(Data records)

● ● ● ● ●

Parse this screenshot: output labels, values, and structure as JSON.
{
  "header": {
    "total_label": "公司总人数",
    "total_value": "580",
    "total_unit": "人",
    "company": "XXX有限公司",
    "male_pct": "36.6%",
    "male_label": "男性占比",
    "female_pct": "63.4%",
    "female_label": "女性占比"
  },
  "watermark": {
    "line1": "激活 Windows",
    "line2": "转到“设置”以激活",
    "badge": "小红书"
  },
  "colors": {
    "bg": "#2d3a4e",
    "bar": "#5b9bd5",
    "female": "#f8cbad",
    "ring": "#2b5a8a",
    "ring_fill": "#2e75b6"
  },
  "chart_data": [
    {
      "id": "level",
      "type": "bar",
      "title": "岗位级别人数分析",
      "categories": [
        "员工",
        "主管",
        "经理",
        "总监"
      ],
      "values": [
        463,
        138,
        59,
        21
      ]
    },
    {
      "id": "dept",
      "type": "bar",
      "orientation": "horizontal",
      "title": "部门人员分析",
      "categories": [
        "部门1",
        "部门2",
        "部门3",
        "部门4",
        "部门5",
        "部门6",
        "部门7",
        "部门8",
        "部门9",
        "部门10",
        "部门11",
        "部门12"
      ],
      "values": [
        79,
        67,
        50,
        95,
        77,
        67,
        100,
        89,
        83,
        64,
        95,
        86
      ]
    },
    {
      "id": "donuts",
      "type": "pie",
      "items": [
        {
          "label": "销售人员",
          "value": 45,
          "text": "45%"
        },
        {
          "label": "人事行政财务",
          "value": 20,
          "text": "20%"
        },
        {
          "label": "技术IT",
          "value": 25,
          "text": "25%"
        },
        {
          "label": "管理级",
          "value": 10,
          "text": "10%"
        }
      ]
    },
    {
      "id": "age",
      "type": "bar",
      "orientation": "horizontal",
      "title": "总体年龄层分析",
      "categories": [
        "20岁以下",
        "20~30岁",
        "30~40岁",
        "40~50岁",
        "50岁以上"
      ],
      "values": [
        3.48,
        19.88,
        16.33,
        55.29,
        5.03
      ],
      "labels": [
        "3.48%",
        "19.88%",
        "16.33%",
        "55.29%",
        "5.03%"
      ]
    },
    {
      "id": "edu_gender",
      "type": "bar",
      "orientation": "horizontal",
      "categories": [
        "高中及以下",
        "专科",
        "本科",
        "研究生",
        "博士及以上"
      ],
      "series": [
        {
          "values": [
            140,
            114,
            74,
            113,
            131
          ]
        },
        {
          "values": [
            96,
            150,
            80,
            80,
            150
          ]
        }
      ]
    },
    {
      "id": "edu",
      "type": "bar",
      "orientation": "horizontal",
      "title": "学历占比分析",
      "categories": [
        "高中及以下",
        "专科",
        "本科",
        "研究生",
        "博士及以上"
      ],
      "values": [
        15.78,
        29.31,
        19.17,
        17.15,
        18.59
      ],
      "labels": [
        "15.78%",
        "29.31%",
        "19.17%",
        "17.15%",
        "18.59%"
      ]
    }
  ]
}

● ● ● ● ●

- **What you need to do**
Print the records once more, exactly as they were given.

- **Output for this exercise**
Parse this screenshot: output labels, values, and structure as JSON.
{
  "header": {
    "total_label": "公司总人数",
    "total_value": "580",
    "total_unit": "人",
    "company": "XXX有限公司",
    "male_pct": "36.6%",
    "male_label": "男性占比",
    "female_pct": "63.4%",
    "female_label": "女性占比"
  },
  "watermark": {
    "line1": "激活 Windows",
    "line2": "转到“设置”以激活",
    "badge": "小红书"
  },
  "colors": {
    "bg": "#2d3a4e",
    "bar": "#5b9bd5",
    "female": "#f8cbad",
    "ring": "#2b5a8a",
    "ring_fill": "#2e75b6"
  },
  "chart_data": [
    {
      "id": "level",
      "type": "bar",
      "title": "岗位级别人数分析",
      "categories": [
        "员工",
        "主管",
        "经理",
        "总监"
      ],
      "values": [
        463,
        138,
        59,
        21
      ]
    },
    {
      "id": "dept",
      "type": "bar",
      "orientation": "horizontal",
      "title": "部门人员分析",
      "categories": [
        "部门1",
        "部门2",
        "部门3",
        "部门4",
        "部门5",
        "部门6",
        "部门7",
        "部门8",
        "部门9",
        "部门10",
        "部门11",
        "部门12"
      ],
      "values": [
        79,
        67,
        50,
        95,
        77,
        67,
        100,
        89,
        83,
        64,
        95,
        86
      ]
    },
    {
      "id": "donuts",
      "type": "pie",
      "items": [
        {
          "label": "销售人员",
          "value": 45,
          "text": "45%"
        },
        {
          "label": "人事行政财务",
          "value": 20,
          "text": "20%"
        },
        {
          "label": "技术IT",
          "value": 25,
          "text": "25%"
        },
        {
          "label": "管理级",
          "value": 10,
          "text": "10%"
        }
      ]
    },
    {
      "id": "age",
      "type": "bar",
      "orientation": "horizontal",
      "title": "总体年龄层分析",
      "categories": [
        "20岁以下",
        "20~30岁",
        "30~40岁",
        "40~50岁",
        "50岁以上"
      ],
      "values": [
        3.48,
        19.88,
        16.33,
        55.29,
        5.03
      ],
      "labels": [
        "3.48%",
        "19.88%",
        "16.33%",
        "55.29%",
        "5.03%"
      ]
    },
    {
      "id": "edu_gender",
      "type": "bar",
      "orientation": "horizontal",
      "categories": [
        "高中及以下",
        "专科",
        "本科",
        "研究生",
        "博士及以上"
      ],
      "series": [
        {
          "values": [
            140,
            114,
            74,
            113,
            131
          ]
        },
        {
          "values": [
            96,
            150,
            80,
            80,
            150
          ]
        }
      ]
    },
    {
      "id": "edu",
      "type": "bar",
      "orientation": "horizontal",
      "title": "学历占比分析",
      "categories": [
        "高中及以下",
        "专科",
        "本科",
        "研究生",
        "博士及以上"
      ],
      "values": [
        15.78,
        29.31,
        19.17,
        17.15,
        18.59
      ],
      "labels": [
        "15.78%",
        "29.31%",
        "19.17%",
        "17.15%",
        "18.59%"
      ]
    }
  ]
}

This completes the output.